━━━ Task data
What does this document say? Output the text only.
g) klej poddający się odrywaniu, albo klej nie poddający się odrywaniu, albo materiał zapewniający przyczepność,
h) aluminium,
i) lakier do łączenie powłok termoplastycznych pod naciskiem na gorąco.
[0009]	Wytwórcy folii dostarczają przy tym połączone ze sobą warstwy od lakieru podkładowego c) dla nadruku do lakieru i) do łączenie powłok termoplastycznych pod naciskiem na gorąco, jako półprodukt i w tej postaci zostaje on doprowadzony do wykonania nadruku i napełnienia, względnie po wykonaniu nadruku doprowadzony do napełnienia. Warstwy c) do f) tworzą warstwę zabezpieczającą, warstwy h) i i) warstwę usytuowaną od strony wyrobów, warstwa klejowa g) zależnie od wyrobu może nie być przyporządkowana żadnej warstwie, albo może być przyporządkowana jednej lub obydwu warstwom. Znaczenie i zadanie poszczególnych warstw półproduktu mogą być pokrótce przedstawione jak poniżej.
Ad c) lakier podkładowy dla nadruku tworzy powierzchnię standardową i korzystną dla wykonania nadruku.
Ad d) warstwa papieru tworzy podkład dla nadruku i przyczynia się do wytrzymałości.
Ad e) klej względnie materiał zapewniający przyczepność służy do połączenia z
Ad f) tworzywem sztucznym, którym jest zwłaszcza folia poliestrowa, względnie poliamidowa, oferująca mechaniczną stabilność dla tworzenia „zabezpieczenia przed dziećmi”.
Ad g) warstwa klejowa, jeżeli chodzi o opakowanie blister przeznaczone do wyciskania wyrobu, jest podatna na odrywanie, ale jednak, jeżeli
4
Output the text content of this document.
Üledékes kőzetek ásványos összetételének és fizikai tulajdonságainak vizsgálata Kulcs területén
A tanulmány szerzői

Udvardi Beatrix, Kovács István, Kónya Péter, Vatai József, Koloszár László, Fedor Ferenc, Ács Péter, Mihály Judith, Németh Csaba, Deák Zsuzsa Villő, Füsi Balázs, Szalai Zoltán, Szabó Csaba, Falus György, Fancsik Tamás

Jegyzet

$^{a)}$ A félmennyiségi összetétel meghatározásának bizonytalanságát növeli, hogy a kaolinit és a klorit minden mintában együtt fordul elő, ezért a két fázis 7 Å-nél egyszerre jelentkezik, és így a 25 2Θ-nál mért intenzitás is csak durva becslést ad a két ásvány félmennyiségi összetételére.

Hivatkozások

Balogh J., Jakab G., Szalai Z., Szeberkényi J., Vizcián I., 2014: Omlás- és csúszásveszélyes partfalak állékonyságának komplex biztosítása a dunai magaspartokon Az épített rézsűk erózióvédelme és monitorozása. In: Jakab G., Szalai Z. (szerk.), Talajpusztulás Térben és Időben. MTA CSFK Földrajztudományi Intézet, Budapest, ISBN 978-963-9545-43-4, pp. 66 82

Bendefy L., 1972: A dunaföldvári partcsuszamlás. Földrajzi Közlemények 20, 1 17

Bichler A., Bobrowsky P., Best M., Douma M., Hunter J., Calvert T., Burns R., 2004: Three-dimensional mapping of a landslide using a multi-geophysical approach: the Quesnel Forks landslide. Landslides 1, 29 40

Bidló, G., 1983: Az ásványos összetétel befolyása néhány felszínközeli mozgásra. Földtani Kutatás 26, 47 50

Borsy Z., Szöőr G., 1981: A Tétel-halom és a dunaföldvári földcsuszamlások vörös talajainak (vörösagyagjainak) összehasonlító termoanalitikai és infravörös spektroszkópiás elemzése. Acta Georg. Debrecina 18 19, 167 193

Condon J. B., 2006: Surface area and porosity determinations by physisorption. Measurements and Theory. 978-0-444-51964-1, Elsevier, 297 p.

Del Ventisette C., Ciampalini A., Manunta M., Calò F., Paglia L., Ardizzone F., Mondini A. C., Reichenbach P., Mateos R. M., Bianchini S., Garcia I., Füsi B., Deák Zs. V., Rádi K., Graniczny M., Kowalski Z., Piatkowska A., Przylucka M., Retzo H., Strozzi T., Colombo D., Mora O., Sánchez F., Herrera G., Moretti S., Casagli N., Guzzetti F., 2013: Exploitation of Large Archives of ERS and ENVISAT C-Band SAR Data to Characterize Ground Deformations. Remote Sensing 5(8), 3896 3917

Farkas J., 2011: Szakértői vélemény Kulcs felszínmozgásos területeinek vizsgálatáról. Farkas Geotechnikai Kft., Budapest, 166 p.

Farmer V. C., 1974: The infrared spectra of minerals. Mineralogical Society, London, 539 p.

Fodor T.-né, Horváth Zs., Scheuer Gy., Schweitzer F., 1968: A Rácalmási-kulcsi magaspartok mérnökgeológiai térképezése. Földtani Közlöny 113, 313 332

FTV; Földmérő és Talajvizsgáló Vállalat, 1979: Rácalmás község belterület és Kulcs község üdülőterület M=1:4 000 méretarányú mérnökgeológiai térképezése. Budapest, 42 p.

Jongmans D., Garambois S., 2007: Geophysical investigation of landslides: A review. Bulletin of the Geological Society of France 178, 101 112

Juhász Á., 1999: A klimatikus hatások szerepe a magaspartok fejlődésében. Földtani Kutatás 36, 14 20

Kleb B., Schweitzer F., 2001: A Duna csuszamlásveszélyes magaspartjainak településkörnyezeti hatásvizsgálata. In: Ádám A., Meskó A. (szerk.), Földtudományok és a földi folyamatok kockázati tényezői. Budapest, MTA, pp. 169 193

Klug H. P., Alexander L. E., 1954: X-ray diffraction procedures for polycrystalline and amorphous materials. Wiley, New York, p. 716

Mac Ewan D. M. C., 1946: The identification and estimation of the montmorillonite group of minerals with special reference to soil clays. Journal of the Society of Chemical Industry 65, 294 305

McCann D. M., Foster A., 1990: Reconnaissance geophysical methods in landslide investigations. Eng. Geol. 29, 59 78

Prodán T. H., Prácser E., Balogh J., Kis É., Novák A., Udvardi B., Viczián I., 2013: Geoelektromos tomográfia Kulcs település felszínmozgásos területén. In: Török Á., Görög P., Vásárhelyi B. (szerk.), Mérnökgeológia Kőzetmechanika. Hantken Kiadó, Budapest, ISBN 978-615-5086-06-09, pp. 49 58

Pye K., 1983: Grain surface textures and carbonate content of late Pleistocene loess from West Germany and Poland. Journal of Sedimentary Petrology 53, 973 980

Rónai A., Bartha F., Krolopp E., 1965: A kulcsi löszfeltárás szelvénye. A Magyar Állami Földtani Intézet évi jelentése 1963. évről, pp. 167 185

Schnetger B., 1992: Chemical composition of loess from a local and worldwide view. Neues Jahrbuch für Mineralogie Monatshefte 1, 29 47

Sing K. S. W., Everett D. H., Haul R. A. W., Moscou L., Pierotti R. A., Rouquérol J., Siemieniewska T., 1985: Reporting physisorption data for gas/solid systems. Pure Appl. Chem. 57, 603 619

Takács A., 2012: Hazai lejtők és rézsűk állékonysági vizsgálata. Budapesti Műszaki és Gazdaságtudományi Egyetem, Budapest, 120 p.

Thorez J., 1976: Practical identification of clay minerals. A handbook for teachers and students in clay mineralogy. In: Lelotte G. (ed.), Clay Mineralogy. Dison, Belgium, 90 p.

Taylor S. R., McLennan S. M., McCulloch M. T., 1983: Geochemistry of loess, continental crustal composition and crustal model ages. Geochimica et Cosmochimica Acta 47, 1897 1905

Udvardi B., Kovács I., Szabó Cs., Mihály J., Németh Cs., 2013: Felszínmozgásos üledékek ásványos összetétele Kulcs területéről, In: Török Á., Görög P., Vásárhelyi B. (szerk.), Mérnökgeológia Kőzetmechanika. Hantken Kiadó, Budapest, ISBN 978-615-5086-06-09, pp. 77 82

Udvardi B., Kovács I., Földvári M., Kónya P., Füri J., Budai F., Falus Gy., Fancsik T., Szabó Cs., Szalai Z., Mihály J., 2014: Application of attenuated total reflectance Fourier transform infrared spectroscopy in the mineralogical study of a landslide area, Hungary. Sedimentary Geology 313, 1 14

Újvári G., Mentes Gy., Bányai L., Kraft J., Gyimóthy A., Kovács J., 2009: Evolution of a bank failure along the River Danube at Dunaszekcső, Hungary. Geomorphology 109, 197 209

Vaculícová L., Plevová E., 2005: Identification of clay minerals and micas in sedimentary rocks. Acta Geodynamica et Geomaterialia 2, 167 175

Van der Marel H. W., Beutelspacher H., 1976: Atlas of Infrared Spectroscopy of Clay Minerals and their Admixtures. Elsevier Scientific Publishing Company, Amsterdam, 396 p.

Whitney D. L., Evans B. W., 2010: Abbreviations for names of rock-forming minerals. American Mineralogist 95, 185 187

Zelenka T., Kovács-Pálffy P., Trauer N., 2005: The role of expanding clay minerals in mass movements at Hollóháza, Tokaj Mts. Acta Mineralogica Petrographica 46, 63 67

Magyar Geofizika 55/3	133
━━━━━━
Task:
Say how many lines in the records contain the string "Output", and say nothing else.

Exercise solution:
2